◆ Directions for this task:
Print every line of the rows below word for word, omitting the pictures.

[Stored rows]
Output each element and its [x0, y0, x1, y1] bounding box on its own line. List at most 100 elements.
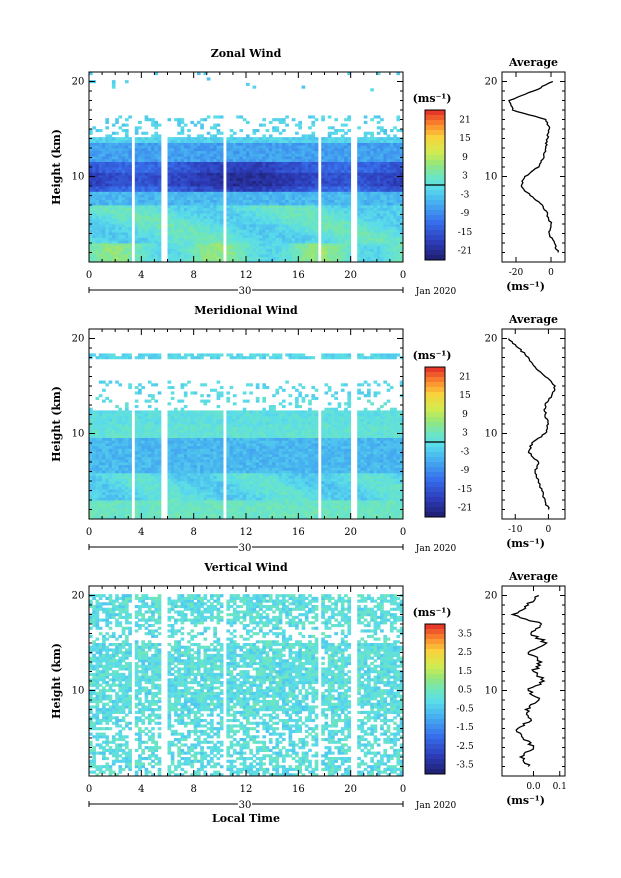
heatmap-cell [279, 221, 283, 224]
heatmap-cell [174, 202, 178, 205]
heatmap-cell [285, 200, 289, 203]
heatmap-cell [148, 178, 152, 181]
heatmap-cell [338, 200, 342, 203]
heatmap-cell [387, 170, 391, 173]
heatmap-cell [321, 143, 325, 146]
heatmap-cell [285, 153, 289, 156]
heatmap-cell [292, 170, 296, 173]
heatmap-cell [334, 229, 338, 232]
heatmap-cell [377, 205, 381, 208]
heatmap-cell [115, 451, 119, 454]
heatmap-cell [236, 170, 240, 173]
heatmap-cell [347, 240, 351, 243]
heatmap-cell [285, 238, 289, 241]
heatmap-cell [148, 145, 152, 148]
heatmap-cell [344, 243, 348, 246]
heatmap-cell [377, 191, 381, 194]
heatmap-cell [387, 213, 391, 216]
heatmap-cell [168, 145, 172, 148]
heatmap-cell [289, 208, 293, 211]
heatmap-cell [236, 162, 240, 165]
heatmap-cell [220, 219, 224, 222]
heatmap-cell [289, 167, 293, 170]
heatmap-cell [305, 162, 309, 165]
heatmap-cell [344, 159, 348, 162]
heatmap-cell [207, 164, 211, 167]
heatmap-cell [128, 246, 132, 249]
heatmap-cell [226, 251, 230, 254]
heatmap-cell [151, 221, 155, 224]
heatmap-cell [253, 194, 257, 197]
heatmap-cell [269, 172, 273, 175]
heatmap-cell [370, 88, 374, 91]
heatmap-cell [141, 254, 145, 257]
heatmap-cell [105, 172, 109, 175]
heatmap-cell [125, 511, 129, 514]
heatmap-cell [171, 202, 175, 205]
heatmap-cell [279, 205, 283, 208]
heatmap-cell [370, 251, 374, 254]
heatmap-cell [217, 145, 221, 148]
heatmap-cell [256, 172, 260, 175]
heatmap-cell [122, 170, 126, 173]
heatmap-cell [96, 232, 100, 235]
heatmap-cell [154, 200, 158, 203]
heatmap-cell [236, 210, 240, 213]
heatmap-cell [325, 248, 329, 251]
heatmap-cell [112, 243, 116, 246]
heatmap-cell [285, 251, 289, 254]
heatmap-cell [259, 224, 263, 227]
heatmap-cell [377, 240, 381, 243]
heatmap-cell [210, 181, 214, 184]
heatmap-cell [289, 159, 293, 162]
heatmap-cell [220, 202, 224, 205]
heatmap-cell [125, 489, 129, 492]
heatmap-cell [331, 151, 335, 154]
heatmap-cell [331, 159, 335, 162]
heatmap-cell [105, 467, 109, 470]
heatmap-cell [396, 240, 400, 243]
heatmap-cell [279, 137, 283, 140]
heatmap-cell [194, 210, 198, 213]
heatmap-cell [105, 383, 109, 386]
heatmap-cell [141, 257, 145, 260]
heatmap-cell [128, 254, 132, 257]
heatmap-cell [105, 248, 109, 251]
heatmap-cell [203, 137, 207, 140]
heatmap-cell [230, 183, 234, 186]
heatmap-cell [256, 224, 260, 227]
heatmap-cell [96, 202, 100, 205]
heatmap-cell [122, 216, 126, 219]
heatmap-cell [249, 248, 253, 251]
heatmap-cell [253, 143, 257, 146]
heatmap-cell [200, 134, 204, 137]
heatmap-cell [99, 495, 103, 498]
heatmap-cell [125, 251, 129, 254]
heatmap-cell [118, 503, 122, 506]
heatmap-cell [187, 186, 191, 189]
heatmap-cell [367, 145, 371, 148]
heatmap-cell [194, 124, 198, 127]
heatmap-cell [207, 254, 211, 257]
heatmap-cell [109, 246, 113, 249]
heatmap-cell [269, 227, 273, 230]
heatmap-cell [383, 151, 387, 154]
heatmap-cell [109, 486, 113, 489]
heatmap-cell [390, 137, 394, 140]
heatmap-cell [109, 459, 113, 462]
heatmap-cell [344, 164, 348, 167]
heatmap-cell [298, 221, 302, 224]
heatmap-cell [177, 232, 181, 235]
heatmap-cell [92, 181, 96, 184]
heatmap-cell [190, 164, 194, 167]
heatmap-cell [311, 254, 315, 257]
heatmap-cell [321, 183, 325, 186]
heatmap-cell [171, 186, 175, 189]
heatmap-cell [177, 210, 181, 213]
heatmap-cell [194, 143, 198, 146]
heatmap-cell [92, 421, 96, 424]
heatmap-cell [308, 189, 312, 192]
heatmap-cell [99, 221, 103, 224]
heatmap-cell [262, 248, 266, 251]
heatmap-cell [302, 86, 306, 89]
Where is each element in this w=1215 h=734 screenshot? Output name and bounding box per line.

◆ Answer to this exercise:
Output each element and its [x0, y0, x1, y1] bounding box on its own line. List at most 100 elements.
heatmap-cell [279, 221, 283, 224]
heatmap-cell [174, 202, 178, 205]
heatmap-cell [285, 200, 289, 203]
heatmap-cell [148, 178, 152, 181]
heatmap-cell [338, 200, 342, 203]
heatmap-cell [387, 170, 391, 173]
heatmap-cell [321, 143, 325, 146]
heatmap-cell [285, 153, 289, 156]
heatmap-cell [292, 170, 296, 173]
heatmap-cell [334, 229, 338, 232]
heatmap-cell [377, 205, 381, 208]
heatmap-cell [115, 451, 119, 454]
heatmap-cell [236, 170, 240, 173]
heatmap-cell [347, 240, 351, 243]
heatmap-cell [285, 238, 289, 241]
heatmap-cell [148, 145, 152, 148]
heatmap-cell [344, 243, 348, 246]
heatmap-cell [377, 191, 381, 194]
heatmap-cell [387, 213, 391, 216]
heatmap-cell [168, 145, 172, 148]
heatmap-cell [289, 208, 293, 211]
heatmap-cell [236, 162, 240, 165]
heatmap-cell [220, 219, 224, 222]
heatmap-cell [289, 167, 293, 170]
heatmap-cell [305, 162, 309, 165]
heatmap-cell [344, 159, 348, 162]
heatmap-cell [207, 164, 211, 167]
heatmap-cell [128, 246, 132, 249]
heatmap-cell [226, 251, 230, 254]
heatmap-cell [151, 221, 155, 224]
heatmap-cell [253, 194, 257, 197]
heatmap-cell [269, 172, 273, 175]
heatmap-cell [370, 88, 374, 91]
heatmap-cell [141, 254, 145, 257]
heatmap-cell [105, 172, 109, 175]
heatmap-cell [125, 511, 129, 514]
heatmap-cell [171, 202, 175, 205]
heatmap-cell [279, 205, 283, 208]
heatmap-cell [370, 251, 374, 254]
heatmap-cell [217, 145, 221, 148]
heatmap-cell [256, 172, 260, 175]
heatmap-cell [122, 170, 126, 173]
heatmap-cell [96, 232, 100, 235]
heatmap-cell [154, 200, 158, 203]
heatmap-cell [236, 210, 240, 213]
heatmap-cell [325, 248, 329, 251]
heatmap-cell [112, 243, 116, 246]
heatmap-cell [285, 251, 289, 254]
heatmap-cell [259, 224, 263, 227]
heatmap-cell [377, 240, 381, 243]
heatmap-cell [210, 181, 214, 184]
heatmap-cell [289, 159, 293, 162]
heatmap-cell [220, 202, 224, 205]
heatmap-cell [125, 489, 129, 492]
heatmap-cell [331, 151, 335, 154]
heatmap-cell [331, 159, 335, 162]
heatmap-cell [105, 467, 109, 470]
heatmap-cell [396, 240, 400, 243]
heatmap-cell [279, 137, 283, 140]
heatmap-cell [194, 210, 198, 213]
heatmap-cell [105, 383, 109, 386]
heatmap-cell [141, 257, 145, 260]
heatmap-cell [128, 254, 132, 257]
heatmap-cell [105, 248, 109, 251]
heatmap-cell [203, 137, 207, 140]
heatmap-cell [230, 183, 234, 186]
heatmap-cell [256, 224, 260, 227]
heatmap-cell [96, 202, 100, 205]
heatmap-cell [122, 216, 126, 219]
heatmap-cell [249, 248, 253, 251]
heatmap-cell [253, 143, 257, 146]
heatmap-cell [200, 134, 204, 137]
heatmap-cell [99, 495, 103, 498]
heatmap-cell [125, 251, 129, 254]
heatmap-cell [118, 503, 122, 506]
heatmap-cell [187, 186, 191, 189]
heatmap-cell [367, 145, 371, 148]
heatmap-cell [194, 124, 198, 127]
heatmap-cell [207, 254, 211, 257]
heatmap-cell [109, 246, 113, 249]
heatmap-cell [269, 227, 273, 230]
heatmap-cell [383, 151, 387, 154]
heatmap-cell [109, 486, 113, 489]
heatmap-cell [390, 137, 394, 140]
heatmap-cell [109, 459, 113, 462]
heatmap-cell [344, 164, 348, 167]
heatmap-cell [298, 221, 302, 224]
heatmap-cell [177, 232, 181, 235]
heatmap-cell [92, 181, 96, 184]
heatmap-cell [190, 164, 194, 167]
heatmap-cell [311, 254, 315, 257]
heatmap-cell [321, 183, 325, 186]
heatmap-cell [171, 186, 175, 189]
heatmap-cell [177, 210, 181, 213]
heatmap-cell [194, 143, 198, 146]
heatmap-cell [92, 421, 96, 424]
heatmap-cell [308, 189, 312, 192]
heatmap-cell [99, 221, 103, 224]
heatmap-cell [262, 248, 266, 251]
heatmap-cell [302, 86, 306, 89]
Where is each element in this w=1215 h=734 screenshot? Output name and bounding box per line.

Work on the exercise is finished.